Don't copy the pictures; return every other part of the records exactly.

* [EXERCISE MATERIALS]
=======

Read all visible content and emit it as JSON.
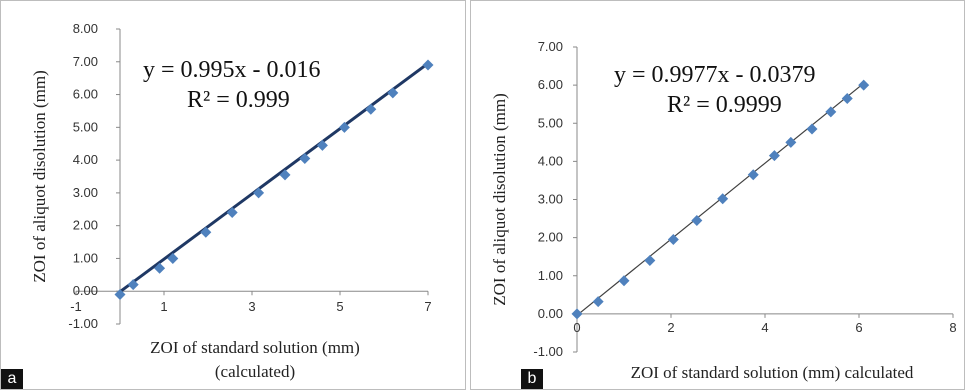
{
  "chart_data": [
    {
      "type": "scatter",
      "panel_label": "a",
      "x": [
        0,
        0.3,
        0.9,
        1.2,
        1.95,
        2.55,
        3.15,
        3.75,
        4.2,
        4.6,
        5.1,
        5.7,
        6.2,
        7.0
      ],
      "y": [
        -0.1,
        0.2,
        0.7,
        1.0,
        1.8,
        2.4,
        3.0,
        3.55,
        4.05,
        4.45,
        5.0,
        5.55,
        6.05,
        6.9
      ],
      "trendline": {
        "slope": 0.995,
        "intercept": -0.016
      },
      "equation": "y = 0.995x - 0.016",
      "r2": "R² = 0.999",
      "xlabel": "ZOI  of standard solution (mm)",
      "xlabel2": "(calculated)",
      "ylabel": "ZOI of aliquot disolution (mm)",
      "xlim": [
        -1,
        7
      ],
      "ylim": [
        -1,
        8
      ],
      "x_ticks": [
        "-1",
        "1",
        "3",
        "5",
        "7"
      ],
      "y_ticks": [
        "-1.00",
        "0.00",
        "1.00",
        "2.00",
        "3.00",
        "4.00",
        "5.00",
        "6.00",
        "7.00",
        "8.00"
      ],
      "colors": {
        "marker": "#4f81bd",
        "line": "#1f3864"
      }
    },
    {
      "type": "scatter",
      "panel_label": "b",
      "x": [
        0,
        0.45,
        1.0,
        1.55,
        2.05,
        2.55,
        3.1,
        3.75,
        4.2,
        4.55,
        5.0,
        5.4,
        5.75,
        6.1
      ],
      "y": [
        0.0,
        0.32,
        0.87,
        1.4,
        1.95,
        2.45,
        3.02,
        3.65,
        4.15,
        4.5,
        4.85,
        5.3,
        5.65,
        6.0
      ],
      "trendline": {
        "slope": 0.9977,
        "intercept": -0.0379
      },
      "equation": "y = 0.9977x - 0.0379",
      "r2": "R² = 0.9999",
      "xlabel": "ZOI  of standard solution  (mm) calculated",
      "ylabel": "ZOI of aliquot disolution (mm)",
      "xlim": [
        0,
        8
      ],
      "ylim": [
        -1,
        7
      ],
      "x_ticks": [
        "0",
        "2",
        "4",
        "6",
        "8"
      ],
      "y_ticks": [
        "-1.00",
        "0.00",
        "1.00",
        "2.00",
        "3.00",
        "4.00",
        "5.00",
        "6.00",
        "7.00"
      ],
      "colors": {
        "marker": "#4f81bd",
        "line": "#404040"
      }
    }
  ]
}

=======

* [FULL ANSWER]
Read all visible content and emit it as JSON.
{
  "chart_data": [
    {
      "type": "scatter",
      "panel_label": "a",
      "x": [
        0,
        0.3,
        0.9,
        1.2,
        1.95,
        2.55,
        3.15,
        3.75,
        4.2,
        4.6,
        5.1,
        5.7,
        6.2,
        7.0
      ],
      "y": [
        -0.1,
        0.2,
        0.7,
        1.0,
        1.8,
        2.4,
        3.0,
        3.55,
        4.05,
        4.45,
        5.0,
        5.55,
        6.05,
        6.9
      ],
      "trendline": {
        "slope": 0.995,
        "intercept": -0.016
      },
      "equation": "y = 0.995x - 0.016",
      "r2": "R² = 0.999",
      "xlabel": "ZOI  of standard solution (mm)",
      "xlabel2": "(calculated)",
      "ylabel": "ZOI of aliquot disolution (mm)",
      "xlim": [
        -1,
        7
      ],
      "ylim": [
        -1,
        8
      ],
      "x_ticks": [
        "-1",
        "1",
        "3",
        "5",
        "7"
      ],
      "y_ticks": [
        "-1.00",
        "0.00",
        "1.00",
        "2.00",
        "3.00",
        "4.00",
        "5.00",
        "6.00",
        "7.00",
        "8.00"
      ],
      "colors": {
        "marker": "#4f81bd",
        "line": "#1f3864"
      }
    },
    {
      "type": "scatter",
      "panel_label": "b",
      "x": [
        0,
        0.45,
        1.0,
        1.55,
        2.05,
        2.55,
        3.1,
        3.75,
        4.2,
        4.55,
        5.0,
        5.4,
        5.75,
        6.1
      ],
      "y": [
        0.0,
        0.32,
        0.87,
        1.4,
        1.95,
        2.45,
        3.02,
        3.65,
        4.15,
        4.5,
        4.85,
        5.3,
        5.65,
        6.0
      ],
      "trendline": {
        "slope": 0.9977,
        "intercept": -0.0379
      },
      "equation": "y = 0.9977x - 0.0379",
      "r2": "R² = 0.9999",
      "xlabel": "ZOI  of standard solution  (mm) calculated",
      "ylabel": "ZOI of aliquot disolution (mm)",
      "xlim": [
        0,
        8
      ],
      "ylim": [
        -1,
        7
      ],
      "x_ticks": [
        "0",
        "2",
        "4",
        "6",
        "8"
      ],
      "y_ticks": [
        "-1.00",
        "0.00",
        "1.00",
        "2.00",
        "3.00",
        "4.00",
        "5.00",
        "6.00",
        "7.00"
      ],
      "colors": {
        "marker": "#4f81bd",
        "line": "#404040"
      }
    }
  ]
}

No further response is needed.